* Written exercise *
Please convert the listing below, from its start through the line with "observed-series-point xyxy=(384,587,388,591)", into a Markdown table with the columns Row and Entry. Number each line and leave out any blank lines.

● ● ● ●

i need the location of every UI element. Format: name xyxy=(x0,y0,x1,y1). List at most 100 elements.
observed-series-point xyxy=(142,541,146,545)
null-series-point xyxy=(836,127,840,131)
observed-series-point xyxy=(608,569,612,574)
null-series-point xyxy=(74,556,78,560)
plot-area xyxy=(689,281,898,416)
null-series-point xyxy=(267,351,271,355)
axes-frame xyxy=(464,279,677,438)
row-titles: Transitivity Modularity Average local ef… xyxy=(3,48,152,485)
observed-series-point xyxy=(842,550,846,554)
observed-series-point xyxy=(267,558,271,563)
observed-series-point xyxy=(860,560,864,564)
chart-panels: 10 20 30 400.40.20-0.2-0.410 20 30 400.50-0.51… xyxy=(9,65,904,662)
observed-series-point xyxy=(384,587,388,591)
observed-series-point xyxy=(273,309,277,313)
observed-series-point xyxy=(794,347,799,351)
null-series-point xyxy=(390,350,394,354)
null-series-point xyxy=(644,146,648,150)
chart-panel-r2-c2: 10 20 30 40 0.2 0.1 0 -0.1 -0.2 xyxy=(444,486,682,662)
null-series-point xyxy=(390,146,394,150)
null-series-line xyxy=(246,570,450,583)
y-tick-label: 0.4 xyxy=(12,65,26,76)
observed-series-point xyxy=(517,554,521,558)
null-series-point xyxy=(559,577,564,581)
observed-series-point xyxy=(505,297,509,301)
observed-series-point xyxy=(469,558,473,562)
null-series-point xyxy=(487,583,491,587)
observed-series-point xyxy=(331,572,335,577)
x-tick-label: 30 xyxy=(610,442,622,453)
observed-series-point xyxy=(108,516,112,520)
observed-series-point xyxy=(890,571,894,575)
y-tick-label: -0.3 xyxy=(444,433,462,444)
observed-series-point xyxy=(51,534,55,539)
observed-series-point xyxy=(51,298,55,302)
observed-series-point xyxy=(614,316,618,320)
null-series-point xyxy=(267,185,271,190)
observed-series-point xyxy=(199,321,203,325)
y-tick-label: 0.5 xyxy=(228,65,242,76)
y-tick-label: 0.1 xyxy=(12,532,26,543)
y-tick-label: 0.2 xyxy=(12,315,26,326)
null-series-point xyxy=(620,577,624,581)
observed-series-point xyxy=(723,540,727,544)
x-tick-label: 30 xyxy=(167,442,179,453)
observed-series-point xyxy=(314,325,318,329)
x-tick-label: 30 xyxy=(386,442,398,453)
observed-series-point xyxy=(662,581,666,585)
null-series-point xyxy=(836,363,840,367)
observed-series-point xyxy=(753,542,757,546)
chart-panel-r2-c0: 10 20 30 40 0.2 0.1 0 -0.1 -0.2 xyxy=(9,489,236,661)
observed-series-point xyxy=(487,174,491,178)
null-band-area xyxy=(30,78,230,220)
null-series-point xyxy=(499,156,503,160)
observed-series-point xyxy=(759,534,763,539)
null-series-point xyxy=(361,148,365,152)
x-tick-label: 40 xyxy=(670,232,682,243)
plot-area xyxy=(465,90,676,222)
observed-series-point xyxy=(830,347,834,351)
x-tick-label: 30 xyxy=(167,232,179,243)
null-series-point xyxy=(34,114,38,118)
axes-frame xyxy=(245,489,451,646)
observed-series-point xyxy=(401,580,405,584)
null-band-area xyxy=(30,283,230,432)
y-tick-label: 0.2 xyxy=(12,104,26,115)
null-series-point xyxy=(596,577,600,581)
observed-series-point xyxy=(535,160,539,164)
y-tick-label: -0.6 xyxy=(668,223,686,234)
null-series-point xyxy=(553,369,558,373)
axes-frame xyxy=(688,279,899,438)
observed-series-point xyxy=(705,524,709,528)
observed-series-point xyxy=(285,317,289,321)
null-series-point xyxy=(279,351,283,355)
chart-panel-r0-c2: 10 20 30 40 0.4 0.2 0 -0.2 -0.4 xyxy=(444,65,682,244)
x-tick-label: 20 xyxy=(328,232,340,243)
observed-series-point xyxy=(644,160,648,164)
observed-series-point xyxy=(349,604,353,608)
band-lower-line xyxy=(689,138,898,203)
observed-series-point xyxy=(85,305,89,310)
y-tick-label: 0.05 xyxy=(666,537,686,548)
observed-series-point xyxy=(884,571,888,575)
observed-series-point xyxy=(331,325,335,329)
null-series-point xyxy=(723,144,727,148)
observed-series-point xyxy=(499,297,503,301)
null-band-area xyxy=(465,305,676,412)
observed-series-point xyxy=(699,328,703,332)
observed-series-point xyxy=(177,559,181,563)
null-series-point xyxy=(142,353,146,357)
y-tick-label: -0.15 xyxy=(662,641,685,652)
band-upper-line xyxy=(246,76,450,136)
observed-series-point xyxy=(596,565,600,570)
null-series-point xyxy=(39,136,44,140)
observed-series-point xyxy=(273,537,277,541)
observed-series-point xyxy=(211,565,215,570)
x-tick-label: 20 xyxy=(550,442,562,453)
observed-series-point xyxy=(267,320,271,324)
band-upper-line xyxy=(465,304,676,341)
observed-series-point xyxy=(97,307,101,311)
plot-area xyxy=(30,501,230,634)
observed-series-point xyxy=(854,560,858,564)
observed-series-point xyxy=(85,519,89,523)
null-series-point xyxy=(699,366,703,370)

● ● ● ●

* Written response *
| Row | Entry |
|---|---|
| 1 | i need the location of every UI element. Format: name xyxy=(x0,y0,x1,y1). List at most 100 elements. |
| 2 | observed-series-point xyxy=(142,541,146,545) |
| 3 | null-series-point xyxy=(836,127,840,131) |
| 4 | observed-series-point xyxy=(608,569,612,574) |
| 5 | null-series-point xyxy=(74,556,78,560) |
| 6 | plot-area xyxy=(689,281,898,416) |
| 7 | null-series-point xyxy=(267,351,271,355) |
| 8 | axes-frame xyxy=(464,279,677,438) |
| 9 | row-titles: Transitivity Modularity Average local ef… xyxy=(3,48,152,485) |
| 10 | observed-series-point xyxy=(842,550,846,554) |
| 11 | observed-series-point xyxy=(267,558,271,563) |
| 12 | observed-series-point xyxy=(860,560,864,564) |
| 13 | chart-panels: 10 20 30 400.40.20-0.2-0.410 20 30 400.50-0.51… xyxy=(9,65,904,662) |
| 14 | observed-series-point xyxy=(384,587,388,591) |